[Extracted records]
════════

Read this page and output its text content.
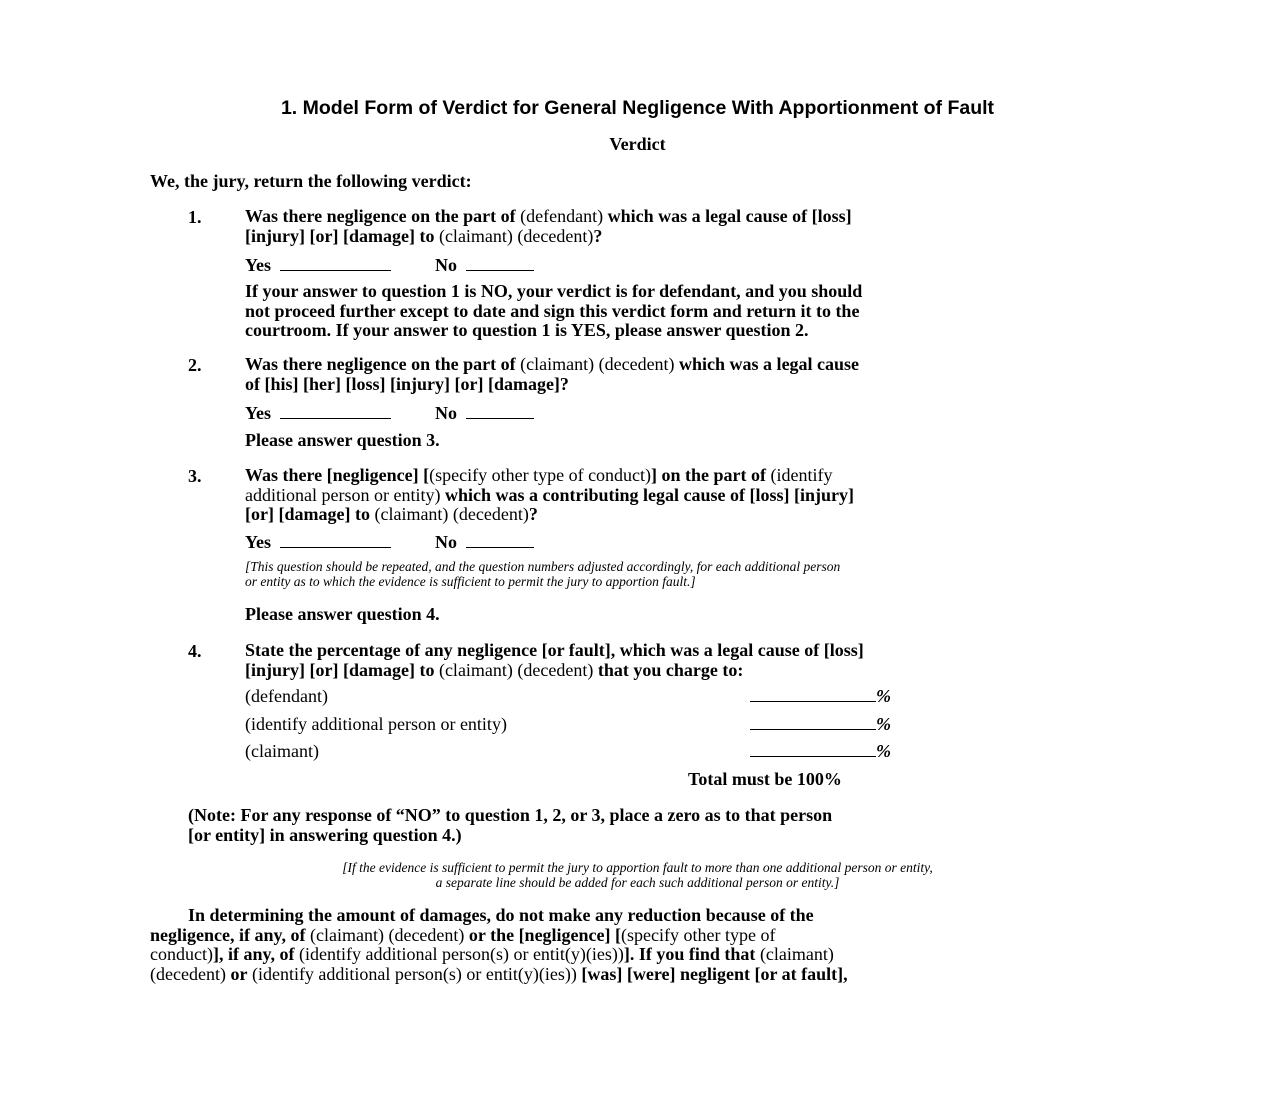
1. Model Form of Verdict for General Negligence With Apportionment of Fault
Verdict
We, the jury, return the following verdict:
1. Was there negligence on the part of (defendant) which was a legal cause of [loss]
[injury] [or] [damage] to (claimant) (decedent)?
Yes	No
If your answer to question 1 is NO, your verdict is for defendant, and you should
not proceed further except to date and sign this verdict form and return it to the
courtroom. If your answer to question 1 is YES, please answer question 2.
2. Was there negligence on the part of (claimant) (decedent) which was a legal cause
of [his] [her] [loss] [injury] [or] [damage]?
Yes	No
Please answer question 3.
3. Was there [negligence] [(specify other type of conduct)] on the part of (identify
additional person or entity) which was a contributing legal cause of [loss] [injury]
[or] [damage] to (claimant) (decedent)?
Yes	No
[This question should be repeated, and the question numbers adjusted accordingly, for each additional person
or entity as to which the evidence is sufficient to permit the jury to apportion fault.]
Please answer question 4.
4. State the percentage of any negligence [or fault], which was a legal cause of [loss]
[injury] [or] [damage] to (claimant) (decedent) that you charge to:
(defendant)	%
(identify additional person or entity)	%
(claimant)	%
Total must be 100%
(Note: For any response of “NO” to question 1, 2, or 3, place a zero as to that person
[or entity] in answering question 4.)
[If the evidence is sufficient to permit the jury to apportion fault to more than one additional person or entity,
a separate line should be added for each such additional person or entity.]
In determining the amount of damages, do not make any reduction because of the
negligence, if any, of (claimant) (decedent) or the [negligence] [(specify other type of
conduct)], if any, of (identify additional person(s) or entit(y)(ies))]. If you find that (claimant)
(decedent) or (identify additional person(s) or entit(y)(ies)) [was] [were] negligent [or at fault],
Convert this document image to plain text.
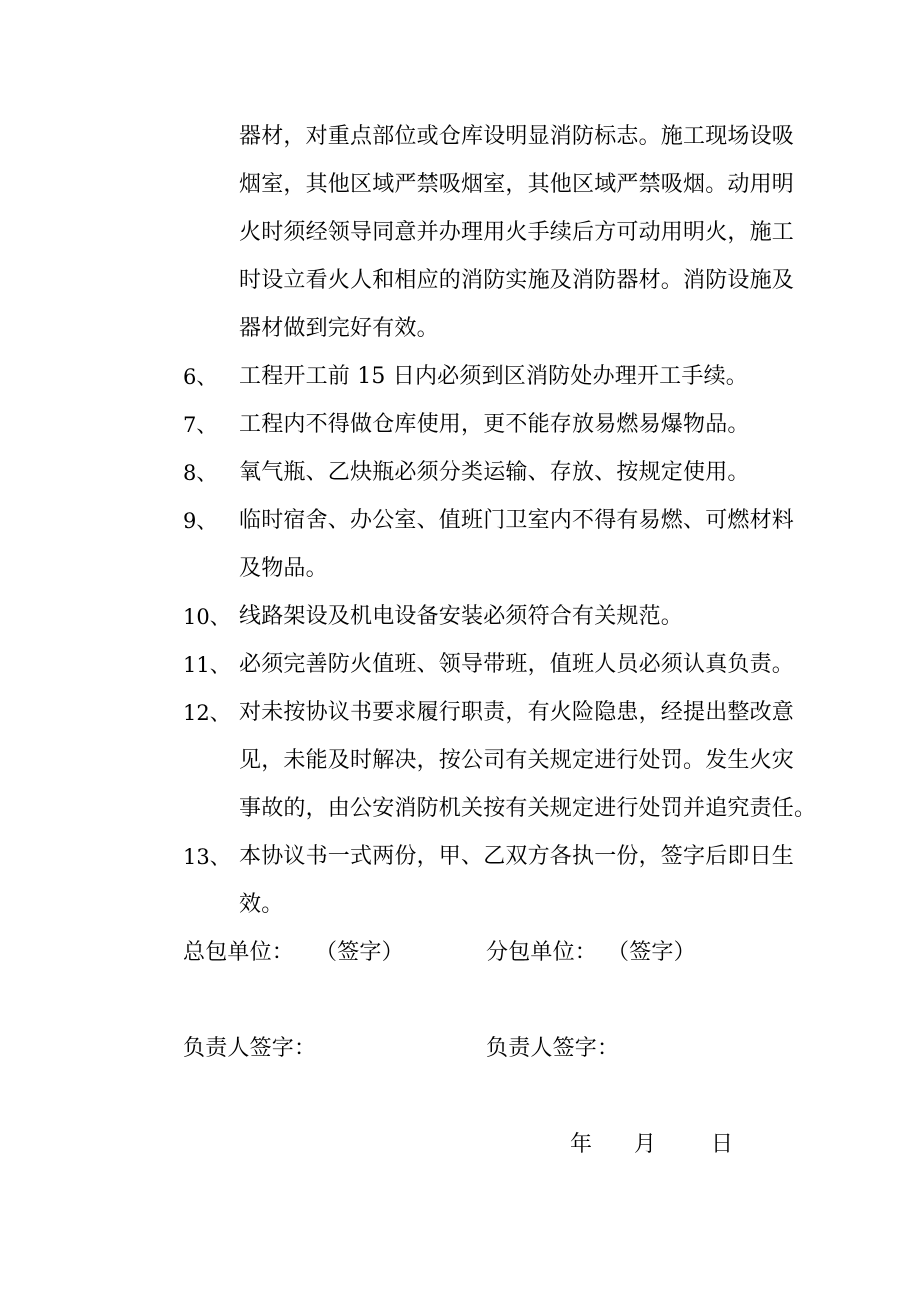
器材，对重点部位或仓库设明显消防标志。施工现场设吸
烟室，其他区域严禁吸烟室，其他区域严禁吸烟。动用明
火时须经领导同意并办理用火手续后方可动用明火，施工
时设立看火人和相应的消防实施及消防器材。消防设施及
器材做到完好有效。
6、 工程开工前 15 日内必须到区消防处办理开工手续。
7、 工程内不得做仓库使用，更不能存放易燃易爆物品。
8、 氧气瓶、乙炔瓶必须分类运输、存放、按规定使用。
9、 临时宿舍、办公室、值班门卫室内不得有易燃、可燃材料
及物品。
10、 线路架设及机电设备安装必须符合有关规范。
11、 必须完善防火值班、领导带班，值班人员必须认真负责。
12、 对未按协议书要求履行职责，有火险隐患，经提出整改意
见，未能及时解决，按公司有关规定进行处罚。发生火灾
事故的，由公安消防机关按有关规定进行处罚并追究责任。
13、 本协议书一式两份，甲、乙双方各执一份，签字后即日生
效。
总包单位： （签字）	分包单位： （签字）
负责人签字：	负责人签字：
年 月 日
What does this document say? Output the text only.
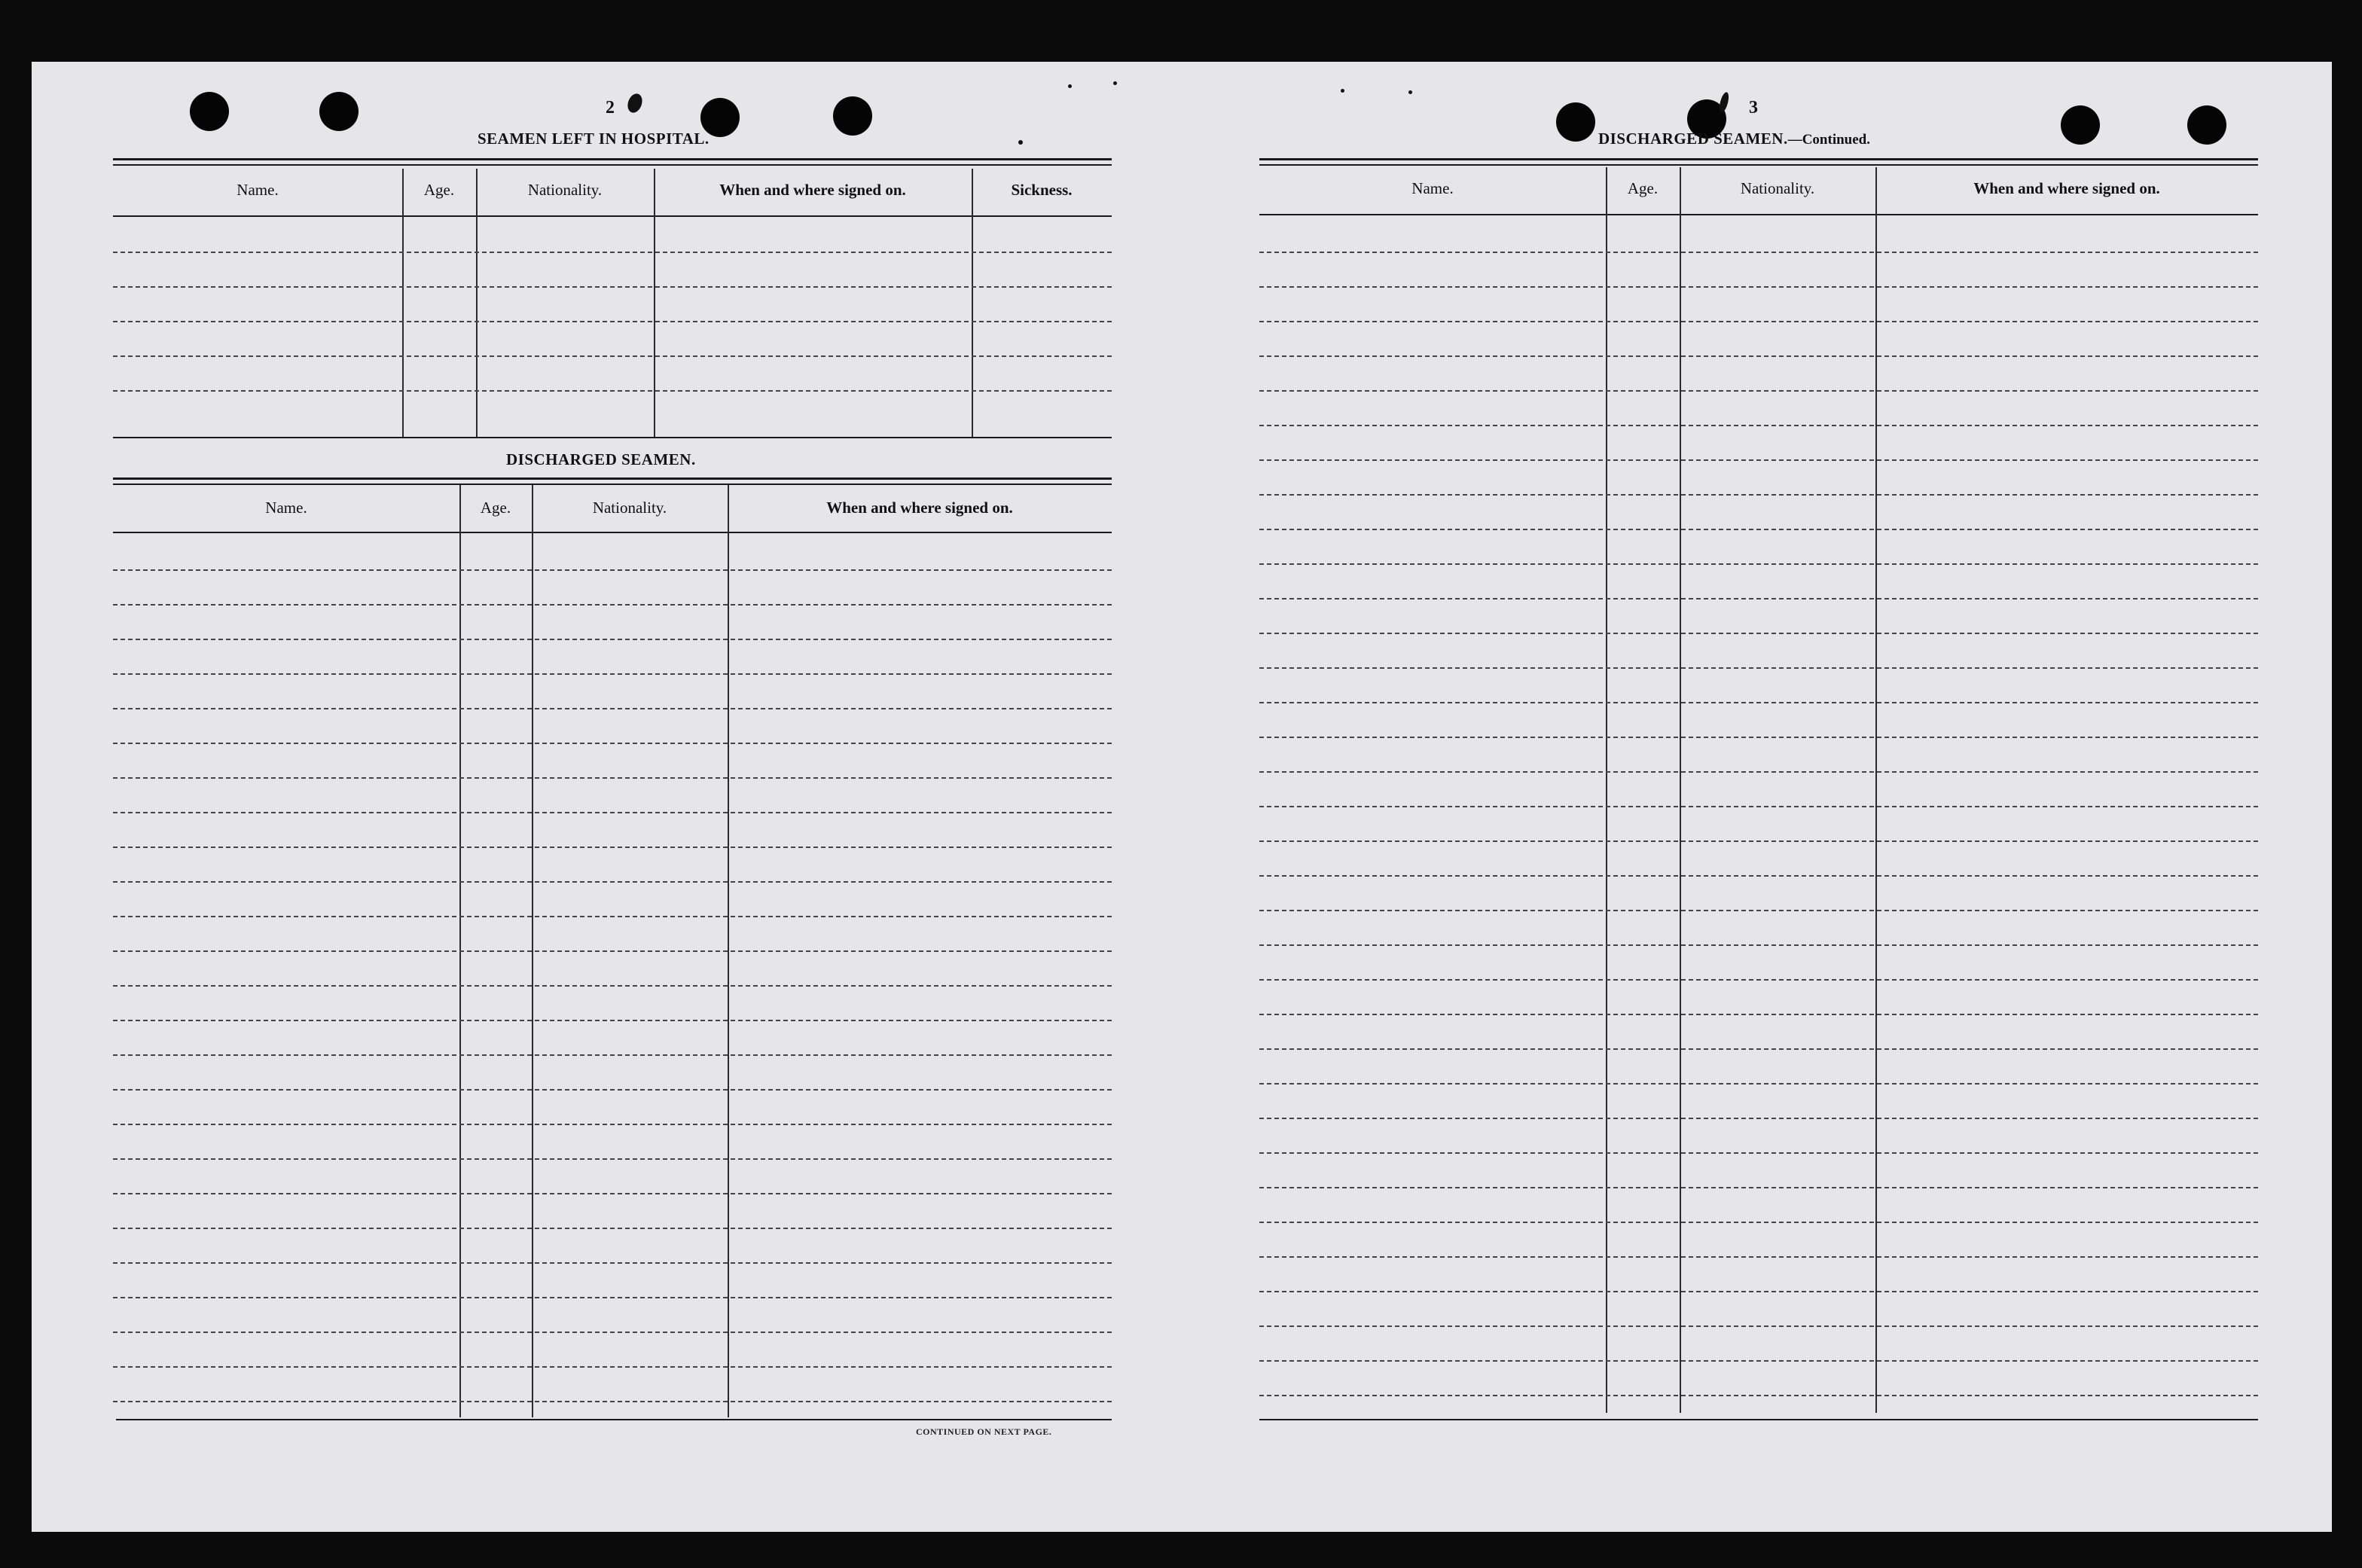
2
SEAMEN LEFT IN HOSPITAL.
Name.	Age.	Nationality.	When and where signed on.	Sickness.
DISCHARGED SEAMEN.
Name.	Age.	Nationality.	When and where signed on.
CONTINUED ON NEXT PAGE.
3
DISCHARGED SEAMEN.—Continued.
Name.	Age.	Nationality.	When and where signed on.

════════

-- Work to do --
Excluding the pictures, reproduce every entry exactly as given.

-- Expected output --
Read this page and output its text content.
1. Model Form of Verdict for General Negligence With Apportionment of Fault
Verdict
We, the jury, return the following verdict:
1. Was there negligence on the part of (defendant) which was a legal cause of [loss]
[injury] [or] [damage] to (claimant) (decedent)?
Yes	No
If your answer to question 1 is NO, your verdict is for defendant, and you should
not proceed further except to date and sign this verdict form and return it to the
courtroom. If your answer to question 1 is YES, please answer question 2.
2. Was there negligence on the part of (claimant) (decedent) which was a legal cause
of [his] [her] [loss] [injury] [or] [damage]?
Yes	No
Please answer question 3.
3. Was there [negligence] [(specify other type of conduct)] on the part of (identify
additional person or entity) which was a contributing legal cause of [loss] [injury]
[or] [damage] to (claimant) (decedent)?
Yes	No
[This question should be repeated, and the question numbers adjusted accordingly, for each additional person
or entity as to which the evidence is sufficient to permit the jury to apportion fault.]
Please answer question 4.
4. State the percentage of any negligence [or fault], which was a legal cause of [loss]
[injury] [or] [damage] to (claimant) (decedent) that you charge to:
(defendant)	%
(identify additional person or entity)	%
(claimant)	%
Total must be 100%
(Note: For any response of “NO” to question 1, 2, or 3, place a zero as to that person
[or entity] in answering question 4.)
[If the evidence is sufficient to permit the jury to apportion fault to more than one additional person or entity,
a separate line should be added for each such additional person or entity.]
In determining the amount of damages, do not make any reduction because of the
negligence, if any, of (claimant) (decedent) or the [negligence] [(specify other type of
conduct)], if any, of (identify additional person(s) or entit(y)(ies))]. If you find that (claimant)
(decedent) or (identify additional person(s) or entit(y)(ies)) [was] [were] negligent [or at fault],
Convert this document image to plain text.
器材，对重点部位或仓库设明显消防标志。施工现场设吸
烟室，其他区域严禁吸烟室，其他区域严禁吸烟。动用明
火时须经领导同意并办理用火手续后方可动用明火，施工
时设立看火人和相应的消防实施及消防器材。消防设施及
器材做到完好有效。
6、 工程开工前 15 日内必须到区消防处办理开工手续。
7、 工程内不得做仓库使用，更不能存放易燃易爆物品。
8、 氧气瓶、乙炔瓶必须分类运输、存放、按规定使用。
9、 临时宿舍、办公室、值班门卫室内不得有易燃、可燃材料
及物品。
10、 线路架设及机电设备安装必须符合有关规范。
11、 必须完善防火值班、领导带班，值班人员必须认真负责。
12、 对未按协议书要求履行职责，有火险隐患，经提出整改意
见，未能及时解决，按公司有关规定进行处罚。发生火灾
事故的，由公安消防机关按有关规定进行处罚并追究责任。
13、 本协议书一式两份，甲、乙双方各执一份，签字后即日生
效。
总包单位： （签字）	分包单位： （签字）
负责人签字：	负责人签字：
年 月 日
What does this document say? Output the text only.
2
SEAMEN LEFT IN HOSPITAL.
Name.	Age.	Nationality.	When and where signed on.	Sickness.
DISCHARGED SEAMEN.
Name.	Age.	Nationality.	When and where signed on.
CONTINUED ON NEXT PAGE.
3
DISCHARGED SEAMEN.—Continued.
Name.	Age.	Nationality.	When and where signed on.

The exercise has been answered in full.